• **EXERCISE OBJECTIVE**:
Show every line containing "Cloud" by copying it.
>>>>
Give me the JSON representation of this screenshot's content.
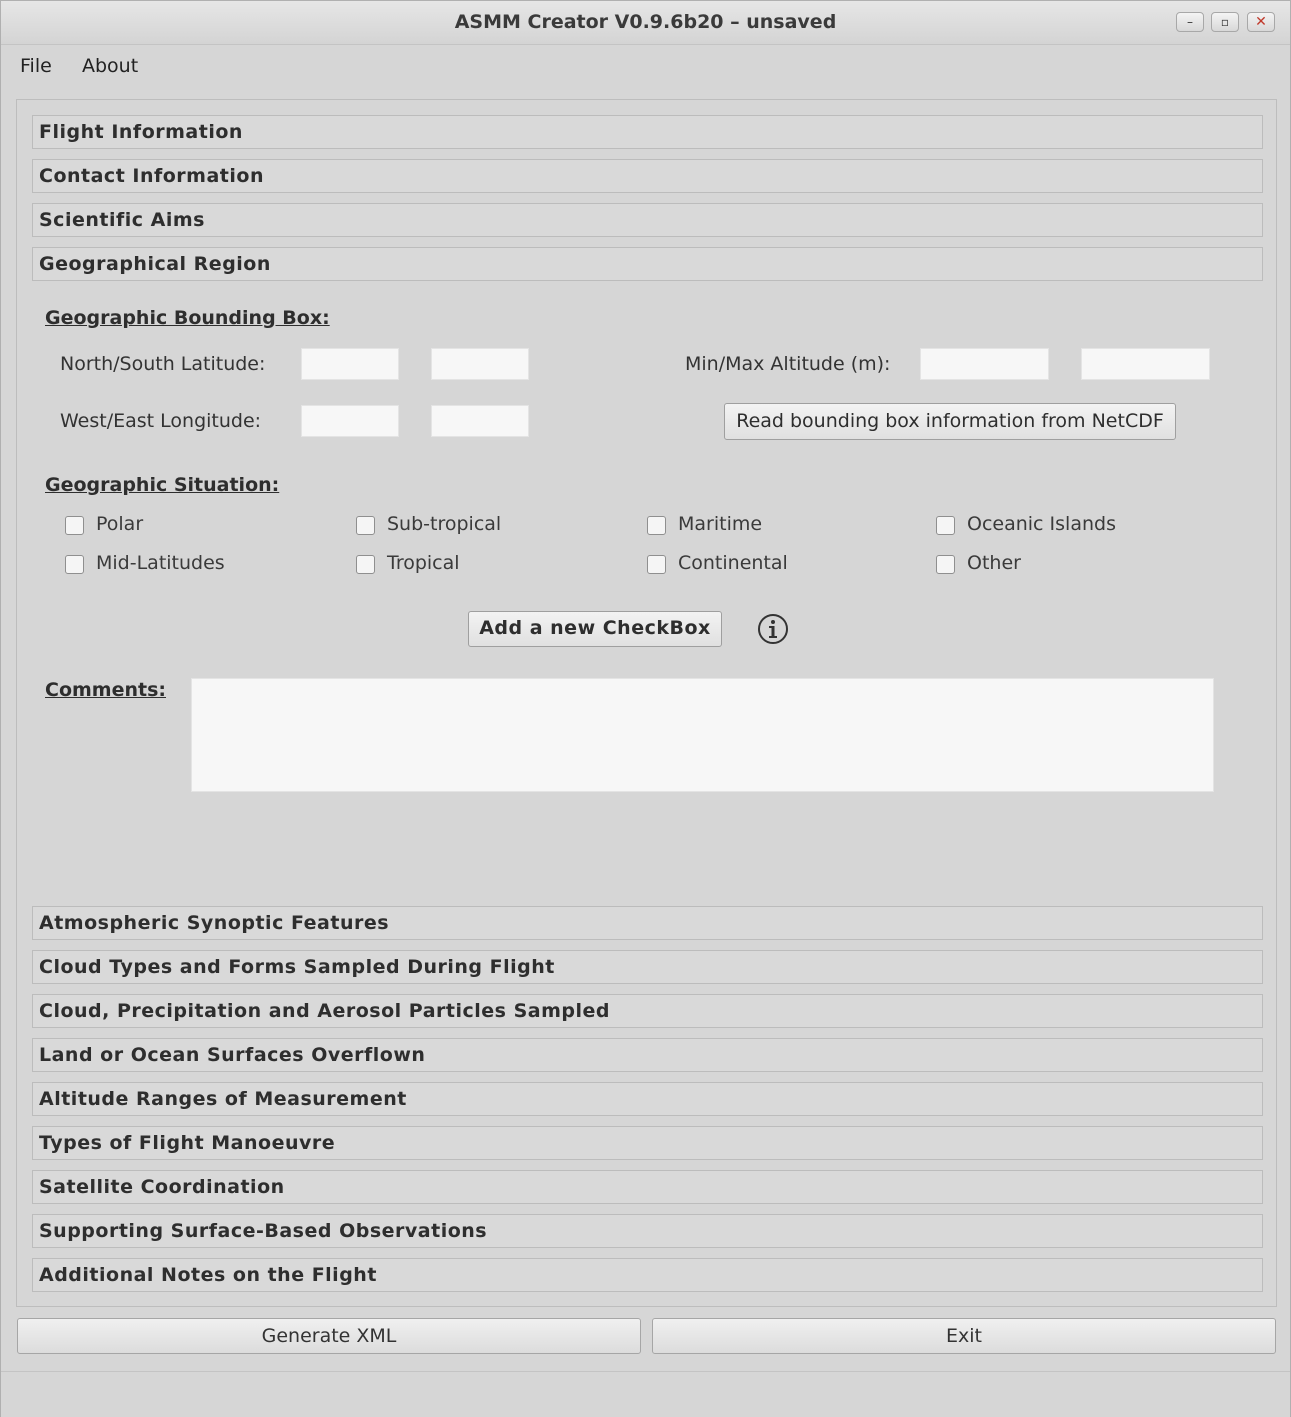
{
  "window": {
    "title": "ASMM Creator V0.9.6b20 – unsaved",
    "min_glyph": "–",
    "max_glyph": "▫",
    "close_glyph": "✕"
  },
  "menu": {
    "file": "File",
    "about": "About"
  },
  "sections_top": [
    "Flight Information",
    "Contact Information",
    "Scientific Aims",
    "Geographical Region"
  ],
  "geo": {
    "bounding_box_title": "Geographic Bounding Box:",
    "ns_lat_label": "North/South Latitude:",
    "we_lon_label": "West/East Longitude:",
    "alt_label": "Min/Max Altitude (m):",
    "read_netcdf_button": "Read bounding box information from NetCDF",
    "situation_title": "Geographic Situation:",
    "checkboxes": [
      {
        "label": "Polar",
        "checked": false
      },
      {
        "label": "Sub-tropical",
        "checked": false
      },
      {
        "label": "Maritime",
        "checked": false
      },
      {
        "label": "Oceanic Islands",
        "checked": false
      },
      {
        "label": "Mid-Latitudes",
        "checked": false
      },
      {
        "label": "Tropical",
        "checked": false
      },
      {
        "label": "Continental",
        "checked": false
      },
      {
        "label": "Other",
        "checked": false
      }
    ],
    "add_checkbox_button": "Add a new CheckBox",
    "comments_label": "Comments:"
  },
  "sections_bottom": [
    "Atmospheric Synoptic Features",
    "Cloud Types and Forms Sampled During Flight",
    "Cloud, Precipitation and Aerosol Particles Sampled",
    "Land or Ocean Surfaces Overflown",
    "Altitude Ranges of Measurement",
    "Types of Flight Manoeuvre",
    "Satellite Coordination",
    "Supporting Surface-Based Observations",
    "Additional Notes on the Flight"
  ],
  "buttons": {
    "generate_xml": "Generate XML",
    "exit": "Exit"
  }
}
<<<<
• **OUTPUT OF THE EXERCISE**:
    "Cloud Types and Forms Sampled During Flight",
    "Cloud, Precipitation and Aerosol Particles Sampled",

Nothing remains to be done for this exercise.